## Exercise task:
Your copy should begin at the line containing "Give me the" and end at the last line of the records; transcribe those lines exactly and leave out every picture.

---- Listed entries

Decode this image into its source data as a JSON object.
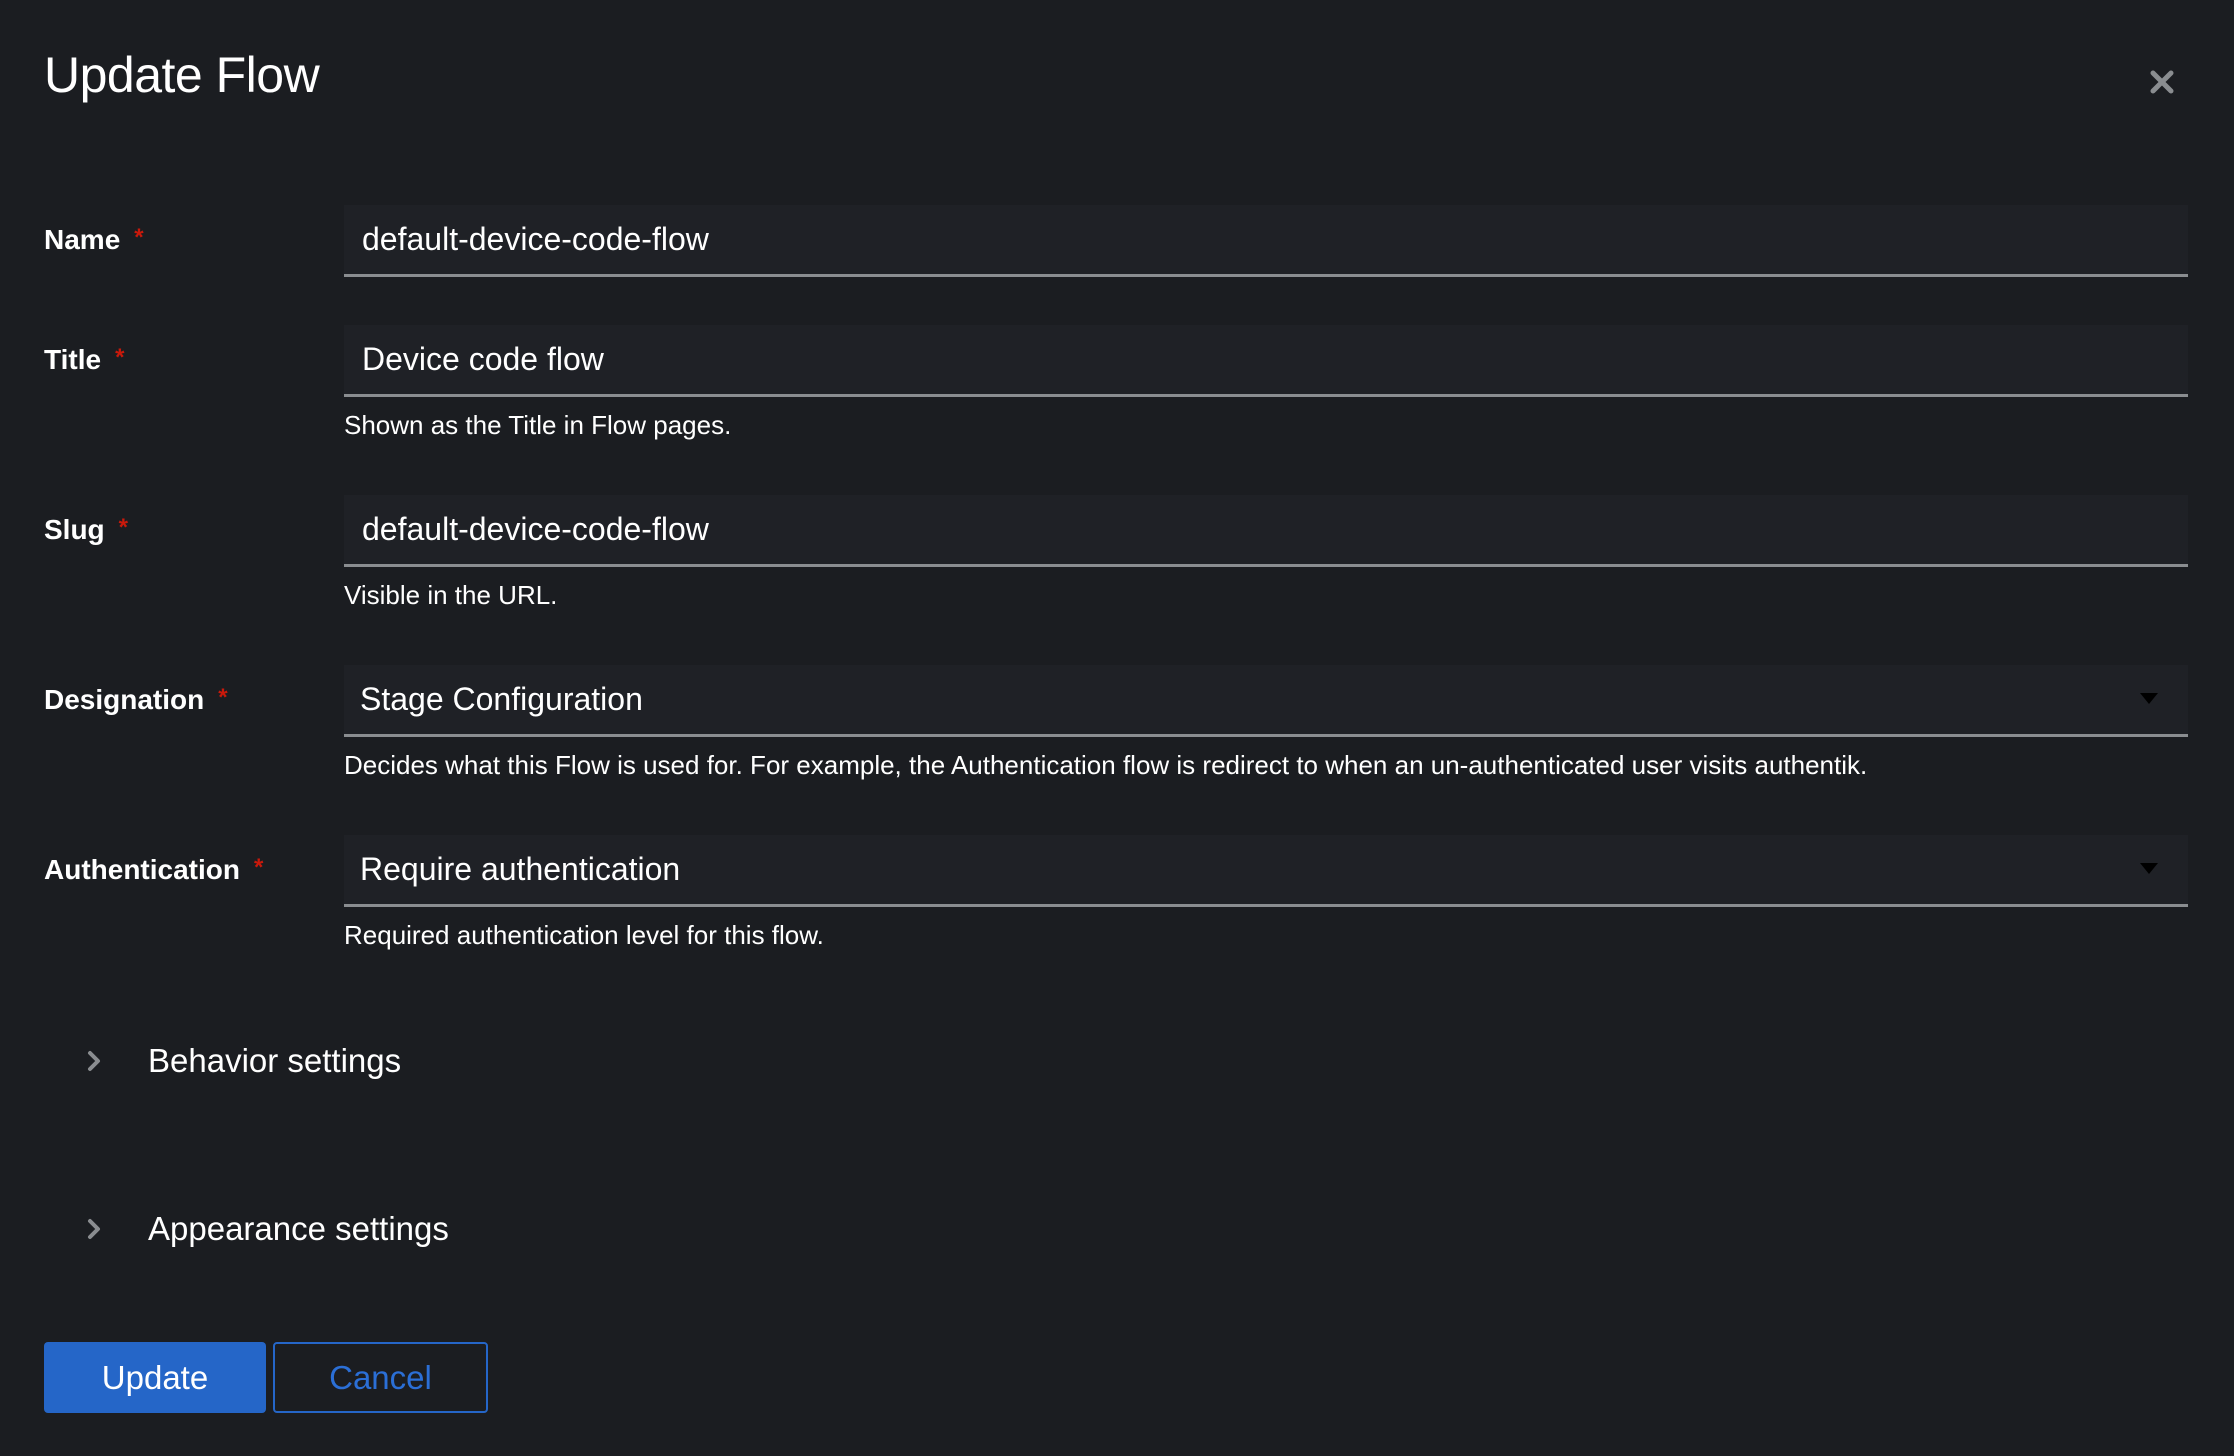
{
  "modal": {
    "title": "Update Flow",
    "close_icon": "close-icon"
  },
  "form": {
    "required_marker": "*",
    "fields": {
      "name": {
        "label": "Name",
        "value": "default-device-code-flow",
        "required": true
      },
      "title": {
        "label": "Title",
        "value": "Device code flow",
        "required": true,
        "helper": "Shown as the Title in Flow pages."
      },
      "slug": {
        "label": "Slug",
        "value": "default-device-code-flow",
        "required": true,
        "helper": "Visible in the URL."
      },
      "designation": {
        "label": "Designation",
        "selected": "Stage Configuration",
        "required": true,
        "helper": "Decides what this Flow is used for. For example, the Authentication flow is redirect to when an un-authenticated user visits authentik."
      },
      "authentication": {
        "label": "Authentication",
        "selected": "Require authentication",
        "required": true,
        "helper": "Required authentication level for this flow."
      }
    },
    "sections": [
      {
        "label": "Behavior settings",
        "expanded": false,
        "icon": "chevron-right-icon"
      },
      {
        "label": "Appearance settings",
        "expanded": false,
        "icon": "chevron-right-icon"
      }
    ]
  },
  "actions": {
    "update_label": "Update",
    "cancel_label": "Cancel"
  },
  "colors": {
    "background": "#1b1d21",
    "input_background": "#1f2126",
    "required": "#c9190b",
    "primary": "#2566c8"
  }
}
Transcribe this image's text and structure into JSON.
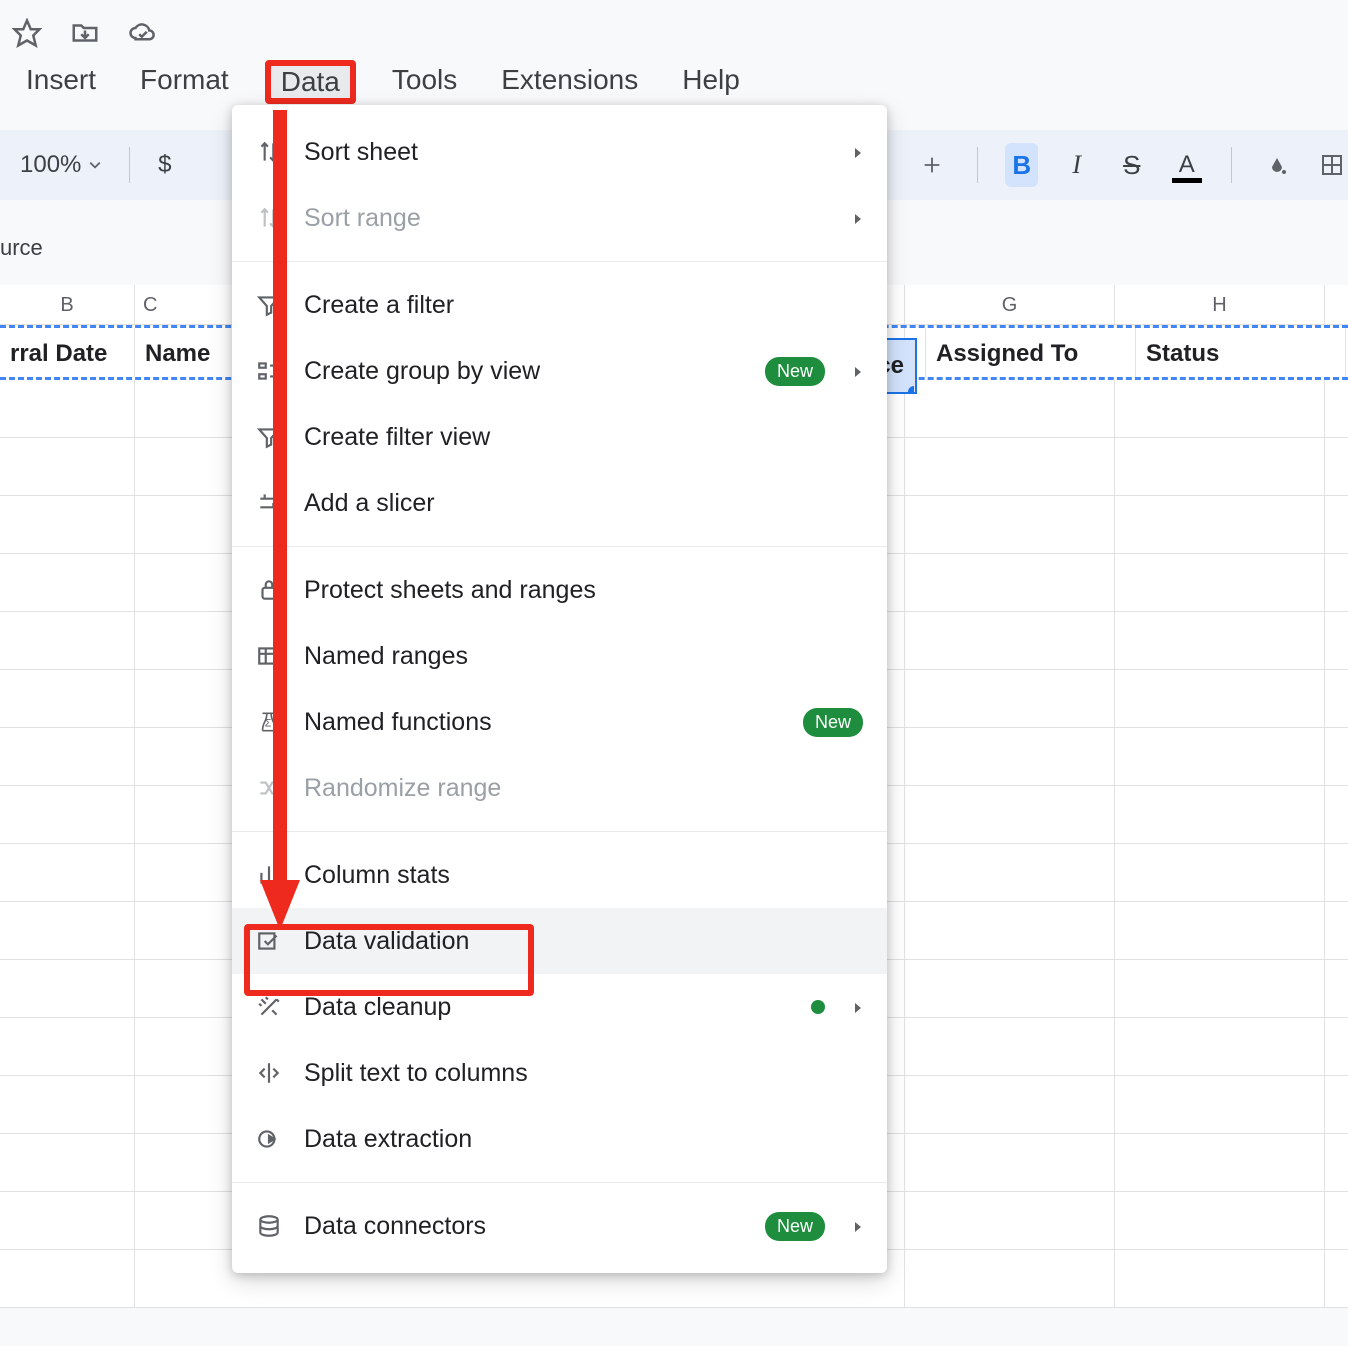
{
  "top_icons": [
    "star",
    "move-to",
    "cloud-check"
  ],
  "menubar": {
    "items": [
      "Insert",
      "Format",
      "Data",
      "Tools",
      "Extensions",
      "Help"
    ],
    "active": "Data"
  },
  "toolbar": {
    "zoom": "100%",
    "currency_symbol": "$",
    "right_items": [
      "plus",
      "bold",
      "italic",
      "strike",
      "text-color",
      "fill-color",
      "borders"
    ]
  },
  "source_snippet": "urce",
  "columns": {
    "B": "B",
    "C": "C",
    "G": "G",
    "H": "H"
  },
  "header_row": {
    "B": "rral Date",
    "C": "Name",
    "F_tail": "rce",
    "G": "Assigned To",
    "H": "Status"
  },
  "data_menu": [
    {
      "icon": "sort-sheet",
      "label": "Sort sheet",
      "submenu": true
    },
    {
      "icon": "sort-range",
      "label": "Sort range",
      "submenu": true,
      "disabled": true
    },
    {
      "sep": true
    },
    {
      "icon": "filter",
      "label": "Create a filter"
    },
    {
      "icon": "group-view",
      "label": "Create group by view",
      "badge": "New",
      "submenu": true
    },
    {
      "icon": "filter-view",
      "label": "Create filter view"
    },
    {
      "icon": "slicer",
      "label": "Add a slicer"
    },
    {
      "sep": true
    },
    {
      "icon": "protect",
      "label": "Protect sheets and ranges"
    },
    {
      "icon": "named-ranges",
      "label": "Named ranges"
    },
    {
      "icon": "named-functions",
      "label": "Named functions",
      "badge": "New"
    },
    {
      "icon": "randomize",
      "label": "Randomize range",
      "disabled": true
    },
    {
      "sep": true
    },
    {
      "icon": "column-stats",
      "label": "Column stats"
    },
    {
      "icon": "data-validation",
      "label": "Data validation",
      "hover": true,
      "highlighted": true
    },
    {
      "icon": "cleanup",
      "label": "Data cleanup",
      "dot": true,
      "submenu": true
    },
    {
      "icon": "split",
      "label": "Split text to columns"
    },
    {
      "icon": "extraction",
      "label": "Data extraction"
    },
    {
      "sep": true
    },
    {
      "icon": "connectors",
      "label": "Data connectors",
      "badge": "New",
      "submenu": true
    }
  ],
  "annotation": {
    "from": "Data menu",
    "to": "Data validation",
    "type": "red arrow + highlight boxes"
  }
}
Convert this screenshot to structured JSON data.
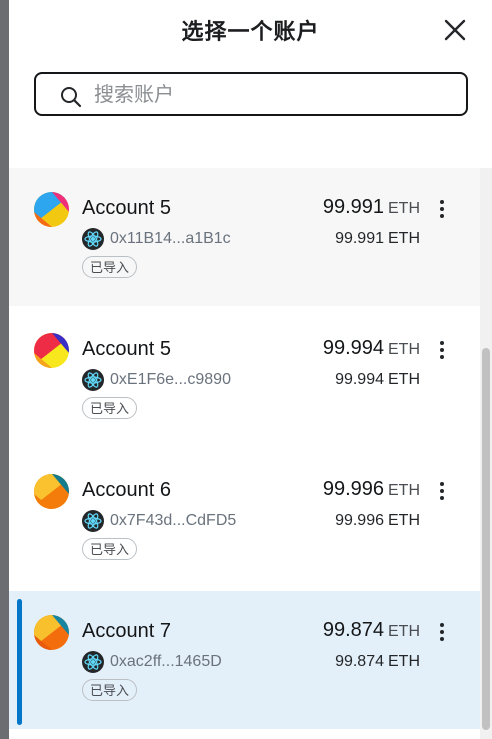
{
  "header": {
    "title": "选择一个账户"
  },
  "search": {
    "placeholder": "搜索账户",
    "value": ""
  },
  "accounts": [
    {
      "name": "Account 5",
      "address": "0x11B14...a1B1c",
      "balance": "99.991",
      "sub_balance": "99.991",
      "currency": "ETH",
      "badge": "已导入",
      "state": "hover",
      "avatar_colors": [
        "#f3c811",
        "#2da5ef",
        "#ef2f7a",
        "#f46b13"
      ]
    },
    {
      "name": "Account 5",
      "address": "0xE1F6e...c9890",
      "balance": "99.994",
      "sub_balance": "99.994",
      "currency": "ETH",
      "badge": "已导入",
      "state": "normal",
      "avatar_colors": [
        "#f8e71c",
        "#ef2c45",
        "#3a2fc5",
        "#f6a21a"
      ]
    },
    {
      "name": "Account 6",
      "address": "0x7F43d...CdFD5",
      "balance": "99.996",
      "sub_balance": "99.996",
      "currency": "ETH",
      "badge": "已导入",
      "state": "normal",
      "avatar_colors": [
        "#f37c0b",
        "#f9c22e",
        "#157b8d",
        "#f37c0b"
      ]
    },
    {
      "name": "Account 7",
      "address": "0xac2ff...1465D",
      "balance": "99.874",
      "sub_balance": "99.874",
      "currency": "ETH",
      "badge": "已导入",
      "state": "selected",
      "avatar_colors": [
        "#f46d0d",
        "#f7c02c",
        "#1785a2",
        "#e85a0c"
      ]
    }
  ],
  "icons": {
    "close": "close-icon",
    "search": "search-icon",
    "network": "network-icon",
    "menu": "kebab-menu-icon"
  },
  "colors": {
    "accent": "#0376c9",
    "selected_bg": "#e4f0f9",
    "hover_bg": "#f7f7f7"
  }
}
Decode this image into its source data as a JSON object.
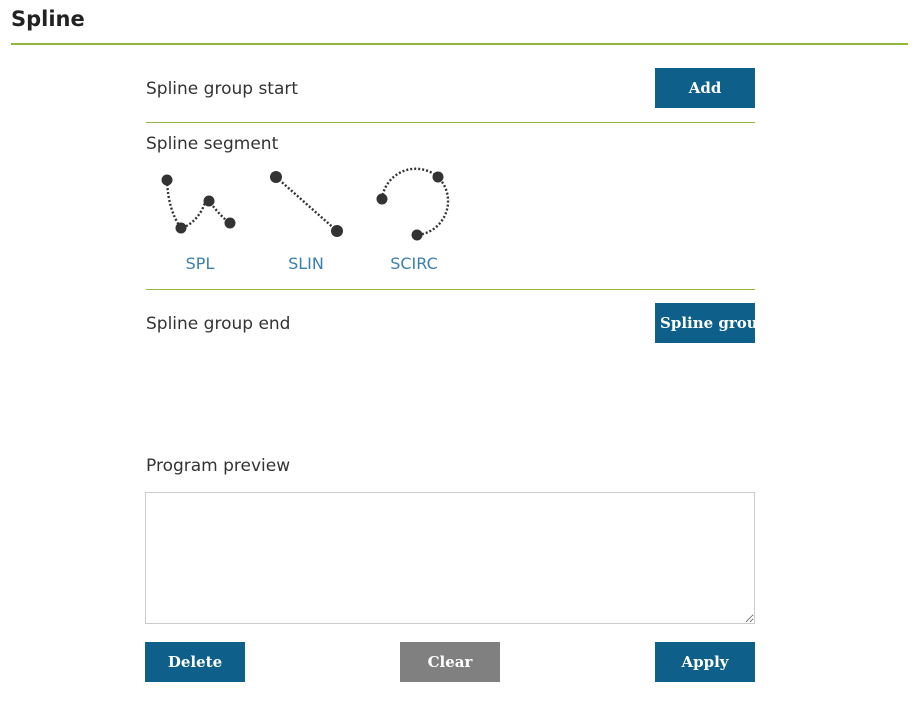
{
  "page": {
    "title": "Spline"
  },
  "group_start": {
    "label": "Spline group start",
    "button_label": "Add"
  },
  "segment": {
    "label": "Spline segment",
    "items": [
      {
        "label": "SPL",
        "icon": "spl-curve-icon"
      },
      {
        "label": "SLIN",
        "icon": "slin-line-icon"
      },
      {
        "label": "SCIRC",
        "icon": "scirc-arc-icon"
      }
    ]
  },
  "group_end": {
    "label": "Spline group end",
    "button_label": "Spline group end"
  },
  "preview": {
    "label": "Program preview",
    "value": ""
  },
  "footer": {
    "delete_label": "Delete",
    "clear_label": "Clear",
    "apply_label": "Apply"
  },
  "colors": {
    "accent_green": "#8fb83c",
    "button_blue": "#0e5f8a",
    "button_gray": "#808080",
    "link_blue": "#3a7fb0"
  }
}
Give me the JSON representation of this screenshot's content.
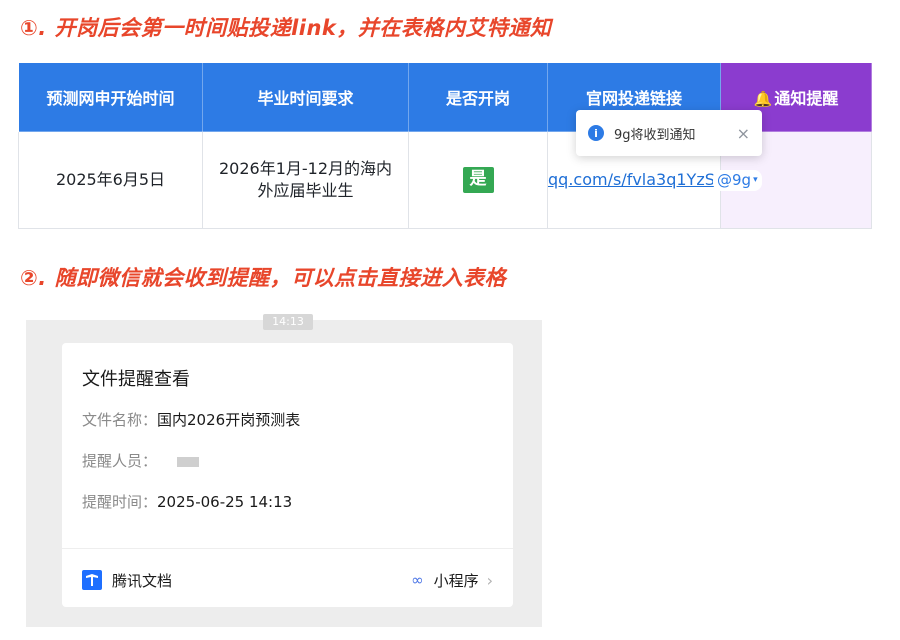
{
  "steps": {
    "step1": "①. 开岗后会第一时间贴投递link，并在表格内艾特通知",
    "step2": "②. 随即微信就会收到提醒，可以点击直接进入表格"
  },
  "table": {
    "headers": [
      "预测网申开始时间",
      "毕业时间要求",
      "是否开岗",
      "官网投递链接",
      "通知提醒"
    ],
    "row": {
      "start_time": "2025年6月5日",
      "grad_req": "2026年1月-12月的海内外应届毕业生",
      "is_open": "是",
      "link": ".qq.com/s/fvla3q1YzS",
      "mention": "@9g"
    }
  },
  "popup": {
    "text": "9g将收到通知",
    "close": "×",
    "info": "i"
  },
  "wechat": {
    "time_stub": "14:13",
    "card": {
      "title": "文件提醒查看",
      "file_name_label": "文件名称：",
      "file_name_value": "国内2026开岗预测表",
      "reminder_label": "提醒人员：",
      "time_label": "提醒时间：",
      "time_value": "2025-06-25 14:13",
      "brand": "腾讯文档",
      "mini_program": "小程序"
    }
  },
  "colors": {
    "title_red": "#e8462b",
    "header_blue": "#2d7be5",
    "header_purple": "#8b3ccf",
    "badge_green": "#34a853"
  },
  "icons": [
    "info-icon",
    "close-icon",
    "bell-icon",
    "tencent-docs-logo",
    "mini-program-icon",
    "chevron-right-icon"
  ]
}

--------

## Solution to the exercise:
Give me the JSON representation of this screenshot's content.
{
  "steps": {
    "step1": "①. 开岗后会第一时间贴投递link，并在表格内艾特通知",
    "step2": "②. 随即微信就会收到提醒，可以点击直接进入表格"
  },
  "table": {
    "headers": [
      "预测网申开始时间",
      "毕业时间要求",
      "是否开岗",
      "官网投递链接",
      "通知提醒"
    ],
    "row": {
      "start_time": "2025年6月5日",
      "grad_req": "2026年1月-12月的海内外应届毕业生",
      "is_open": "是",
      "link": ".qq.com/s/fvla3q1YzS",
      "mention": "@9g"
    }
  },
  "popup": {
    "text": "9g将收到通知",
    "close": "×",
    "info": "i"
  },
  "wechat": {
    "time_stub": "14:13",
    "card": {
      "title": "文件提醒查看",
      "file_name_label": "文件名称：",
      "file_name_value": "国内2026开岗预测表",
      "reminder_label": "提醒人员：",
      "time_label": "提醒时间：",
      "time_value": "2025-06-25 14:13",
      "brand": "腾讯文档",
      "mini_program": "小程序"
    }
  },
  "colors": {
    "title_red": "#e8462b",
    "header_blue": "#2d7be5",
    "header_purple": "#8b3ccf",
    "badge_green": "#34a853"
  },
  "icons": [
    "info-icon",
    "close-icon",
    "bell-icon",
    "tencent-docs-logo",
    "mini-program-icon",
    "chevron-right-icon"
  ]
}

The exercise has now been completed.